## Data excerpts
* * * *
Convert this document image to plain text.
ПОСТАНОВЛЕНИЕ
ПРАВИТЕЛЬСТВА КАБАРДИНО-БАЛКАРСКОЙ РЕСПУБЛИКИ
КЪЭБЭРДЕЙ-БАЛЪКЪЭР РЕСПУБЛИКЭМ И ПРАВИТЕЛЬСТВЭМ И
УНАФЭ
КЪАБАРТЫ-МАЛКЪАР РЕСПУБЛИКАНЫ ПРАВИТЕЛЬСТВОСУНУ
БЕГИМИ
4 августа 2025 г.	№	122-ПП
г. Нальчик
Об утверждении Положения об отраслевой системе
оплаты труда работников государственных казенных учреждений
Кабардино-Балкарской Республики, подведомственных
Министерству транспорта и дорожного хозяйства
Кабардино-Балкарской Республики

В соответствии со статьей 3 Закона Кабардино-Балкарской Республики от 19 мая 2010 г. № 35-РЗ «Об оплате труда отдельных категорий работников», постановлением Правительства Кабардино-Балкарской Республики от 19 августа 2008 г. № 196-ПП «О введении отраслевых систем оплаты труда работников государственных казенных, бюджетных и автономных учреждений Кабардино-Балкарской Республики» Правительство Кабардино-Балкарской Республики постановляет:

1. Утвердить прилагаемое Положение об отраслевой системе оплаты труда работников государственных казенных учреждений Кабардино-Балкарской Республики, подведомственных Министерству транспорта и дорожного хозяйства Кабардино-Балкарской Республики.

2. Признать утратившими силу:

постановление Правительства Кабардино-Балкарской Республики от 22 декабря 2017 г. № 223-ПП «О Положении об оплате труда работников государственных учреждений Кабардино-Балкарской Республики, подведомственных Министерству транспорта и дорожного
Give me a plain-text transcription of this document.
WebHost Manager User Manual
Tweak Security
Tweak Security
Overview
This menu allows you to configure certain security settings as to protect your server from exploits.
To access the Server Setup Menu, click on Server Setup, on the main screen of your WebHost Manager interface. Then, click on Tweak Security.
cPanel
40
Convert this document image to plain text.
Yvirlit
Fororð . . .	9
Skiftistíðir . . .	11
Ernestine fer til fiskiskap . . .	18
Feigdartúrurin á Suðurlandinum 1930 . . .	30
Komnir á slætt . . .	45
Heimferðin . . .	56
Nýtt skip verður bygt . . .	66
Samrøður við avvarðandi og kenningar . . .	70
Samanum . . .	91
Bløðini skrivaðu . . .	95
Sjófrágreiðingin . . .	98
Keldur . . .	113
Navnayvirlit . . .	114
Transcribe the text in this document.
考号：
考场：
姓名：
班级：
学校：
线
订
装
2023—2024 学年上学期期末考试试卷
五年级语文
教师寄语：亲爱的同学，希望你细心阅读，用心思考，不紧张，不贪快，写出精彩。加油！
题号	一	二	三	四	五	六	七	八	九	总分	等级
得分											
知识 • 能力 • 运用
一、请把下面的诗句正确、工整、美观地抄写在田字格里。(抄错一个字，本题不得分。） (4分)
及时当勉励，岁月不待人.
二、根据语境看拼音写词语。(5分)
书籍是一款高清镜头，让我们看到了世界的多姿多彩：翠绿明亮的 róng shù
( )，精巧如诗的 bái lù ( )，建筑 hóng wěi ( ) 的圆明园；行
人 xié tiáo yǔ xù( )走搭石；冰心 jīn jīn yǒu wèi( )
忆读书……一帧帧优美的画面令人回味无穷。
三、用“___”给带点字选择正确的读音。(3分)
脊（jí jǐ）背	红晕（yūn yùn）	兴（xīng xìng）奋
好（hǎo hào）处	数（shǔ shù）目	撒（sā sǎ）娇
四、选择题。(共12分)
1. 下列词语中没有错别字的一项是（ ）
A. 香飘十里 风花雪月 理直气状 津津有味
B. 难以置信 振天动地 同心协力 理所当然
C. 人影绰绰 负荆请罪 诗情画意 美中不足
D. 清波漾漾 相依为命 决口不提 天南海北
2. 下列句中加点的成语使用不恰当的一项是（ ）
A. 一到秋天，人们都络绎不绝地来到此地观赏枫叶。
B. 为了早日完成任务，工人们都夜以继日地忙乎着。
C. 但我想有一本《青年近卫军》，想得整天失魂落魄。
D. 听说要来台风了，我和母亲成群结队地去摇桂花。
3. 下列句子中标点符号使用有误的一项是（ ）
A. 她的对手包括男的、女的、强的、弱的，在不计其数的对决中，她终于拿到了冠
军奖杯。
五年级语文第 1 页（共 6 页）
* * * *
## WHAT IS NEEDED
From the records above, extract every line exactly as it stands.

## EXERCISE RESPONSE
Convert this document image to plain text.
ПОСТАНОВЛЕНИЕ
ПРАВИТЕЛЬСТВА КАБАРДИНО-БАЛКАРСКОЙ РЕСПУБЛИКИ
КЪЭБЭРДЕЙ-БАЛЪКЪЭР РЕСПУБЛИКЭМ И ПРАВИТЕЛЬСТВЭМ И
УНАФЭ
КЪАБАРТЫ-МАЛКЪАР РЕСПУБЛИКАНЫ ПРАВИТЕЛЬСТВОСУНУ
БЕГИМИ
4 августа 2025 г.	№	122-ПП
г. Нальчик
Об утверждении Положения об отраслевой системе
оплаты труда работников государственных казенных учреждений
Кабардино-Балкарской Республики, подведомственных
Министерству транспорта и дорожного хозяйства
Кабардино-Балкарской Республики

В соответствии со статьей 3 Закона Кабардино-Балкарской Республики от 19 мая 2010 г. № 35-РЗ «Об оплате труда отдельных категорий работников», постановлением Правительства Кабардино-Балкарской Республики от 19 августа 2008 г. № 196-ПП «О введении отраслевых систем оплаты труда работников государственных казенных, бюджетных и автономных учреждений Кабардино-Балкарской Республики» Правительство Кабардино-Балкарской Республики постановляет:

1. Утвердить прилагаемое Положение об отраслевой системе оплаты труда работников государственных казенных учреждений Кабардино-Балкарской Республики, подведомственных Министерству транспорта и дорожного хозяйства Кабардино-Балкарской Республики.

2. Признать утратившими силу:

постановление Правительства Кабардино-Балкарской Республики от 22 декабря 2017 г. № 223-ПП «О Положении об оплате труда работников государственных учреждений Кабардино-Балкарской Республики, подведомственных Министерству транспорта и дорожного
Give me a plain-text transcription of this document.
WebHost Manager User Manual
Tweak Security
Tweak Security
Overview
This menu allows you to configure certain security settings as to protect your server from exploits.
To access the Server Setup Menu, click on Server Setup, on the main screen of your WebHost Manager interface. Then, click on Tweak Security.
cPanel
40
Convert this document image to plain text.
Yvirlit
Fororð . . .	9
Skiftistíðir . . .	11
Ernestine fer til fiskiskap . . .	18
Feigdartúrurin á Suðurlandinum 1930 . . .	30
Komnir á slætt . . .	45
Heimferðin . . .	56
Nýtt skip verður bygt . . .	66
Samrøður við avvarðandi og kenningar . . .	70
Samanum . . .	91
Bløðini skrivaðu . . .	95
Sjófrágreiðingin . . .	98
Keldur . . .	113
Navnayvirlit . . .	114
Transcribe the text in this document.
考号：
考场：
姓名：
班级：
学校：
线
订
装
2023—2024 学年上学期期末考试试卷
五年级语文
教师寄语：亲爱的同学，希望你细心阅读，用心思考，不紧张，不贪快，写出精彩。加油！
题号	一	二	三	四	五	六	七	八	九	总分	等级
得分											
知识 • 能力 • 运用
一、请把下面的诗句正确、工整、美观地抄写在田字格里。(抄错一个字，本题不得分。） (4分)
及时当勉励，岁月不待人.
二、根据语境看拼音写词语。(5分)
书籍是一款高清镜头，让我们看到了世界的多姿多彩：翠绿明亮的 róng shù
( )，精巧如诗的 bái lù ( )，建筑 hóng wěi ( ) 的圆明园；行
人 xié tiáo yǔ xù( )走搭石；冰心 jīn jīn yǒu wèi( )
忆读书……一帧帧优美的画面令人回味无穷。
三、用“___”给带点字选择正确的读音。(3分)
脊（jí jǐ）背	红晕（yūn yùn）	兴（xīng xìng）奋
好（hǎo hào）处	数（shǔ shù）目	撒（sā sǎ）娇
四、选择题。(共12分)
1. 下列词语中没有错别字的一项是（ ）
A. 香飘十里 风花雪月 理直气状 津津有味
B. 难以置信 振天动地 同心协力 理所当然
C. 人影绰绰 负荆请罪 诗情画意 美中不足
D. 清波漾漾 相依为命 决口不提 天南海北
2. 下列句中加点的成语使用不恰当的一项是（ ）
A. 一到秋天，人们都络绎不绝地来到此地观赏枫叶。
B. 为了早日完成任务，工人们都夜以继日地忙乎着。
C. 但我想有一本《青年近卫军》，想得整天失魂落魄。
D. 听说要来台风了，我和母亲成群结队地去摇桂花。
3. 下列句子中标点符号使用有误的一项是（ ）
A. 她的对手包括男的、女的、强的、弱的，在不计其数的对决中，她终于拿到了冠
军奖杯。
五年级语文第 1 页（共 6 页）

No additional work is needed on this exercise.